- [WRITTEN PROBLEM] Nothing should be left out: output all of the entries exactly.

-- start of DATA IN THIS EXERCISE --

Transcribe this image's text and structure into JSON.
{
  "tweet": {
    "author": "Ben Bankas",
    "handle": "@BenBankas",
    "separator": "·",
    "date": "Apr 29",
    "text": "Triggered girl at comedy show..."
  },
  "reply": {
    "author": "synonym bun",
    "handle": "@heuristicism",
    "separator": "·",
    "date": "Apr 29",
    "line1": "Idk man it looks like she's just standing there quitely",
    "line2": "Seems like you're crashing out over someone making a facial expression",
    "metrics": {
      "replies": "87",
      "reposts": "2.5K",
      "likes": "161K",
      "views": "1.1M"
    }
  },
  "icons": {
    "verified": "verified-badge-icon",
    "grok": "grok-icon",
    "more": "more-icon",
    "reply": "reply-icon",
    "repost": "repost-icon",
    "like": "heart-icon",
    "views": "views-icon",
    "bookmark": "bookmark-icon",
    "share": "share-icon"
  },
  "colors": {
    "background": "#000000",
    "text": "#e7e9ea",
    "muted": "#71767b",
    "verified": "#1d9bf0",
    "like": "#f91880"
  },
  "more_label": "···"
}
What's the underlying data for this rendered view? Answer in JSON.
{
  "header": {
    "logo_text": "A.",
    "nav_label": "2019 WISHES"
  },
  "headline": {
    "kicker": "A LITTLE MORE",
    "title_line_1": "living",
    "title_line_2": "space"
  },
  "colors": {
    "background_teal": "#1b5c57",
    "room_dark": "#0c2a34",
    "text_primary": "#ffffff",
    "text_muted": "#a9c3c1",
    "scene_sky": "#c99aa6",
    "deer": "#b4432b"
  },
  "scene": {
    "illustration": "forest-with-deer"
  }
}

-- end of DATA IN THIS EXERCISE --

- [RESPONSE FOR THIS EXERCISE]
Transcribe this image's text and structure into JSON.
{
  "tweet": {
    "author": "Ben Bankas",
    "handle": "@BenBankas",
    "separator": "·",
    "date": "Apr 29",
    "text": "Triggered girl at comedy show..."
  },
  "reply": {
    "author": "synonym bun",
    "handle": "@heuristicism",
    "separator": "·",
    "date": "Apr 29",
    "line1": "Idk man it looks like she's just standing there quitely",
    "line2": "Seems like you're crashing out over someone making a facial expression",
    "metrics": {
      "replies": "87",
      "reposts": "2.5K",
      "likes": "161K",
      "views": "1.1M"
    }
  },
  "icons": {
    "verified": "verified-badge-icon",
    "grok": "grok-icon",
    "more": "more-icon",
    "reply": "reply-icon",
    "repost": "repost-icon",
    "like": "heart-icon",
    "views": "views-icon",
    "bookmark": "bookmark-icon",
    "share": "share-icon"
  },
  "colors": {
    "background": "#000000",
    "text": "#e7e9ea",
    "muted": "#71767b",
    "verified": "#1d9bf0",
    "like": "#f91880"
  },
  "more_label": "···"
}
What's the underlying data for this rendered view? Answer in JSON.
{
  "header": {
    "logo_text": "A.",
    "nav_label": "2019 WISHES"
  },
  "headline": {
    "kicker": "A LITTLE MORE",
    "title_line_1": "living",
    "title_line_2": "space"
  },
  "colors": {
    "background_teal": "#1b5c57",
    "room_dark": "#0c2a34",
    "text_primary": "#ffffff",
    "text_muted": "#a9c3c1",
    "scene_sky": "#c99aa6",
    "deer": "#b4432b"
  },
  "scene": {
    "illustration": "forest-with-deer"
  }
}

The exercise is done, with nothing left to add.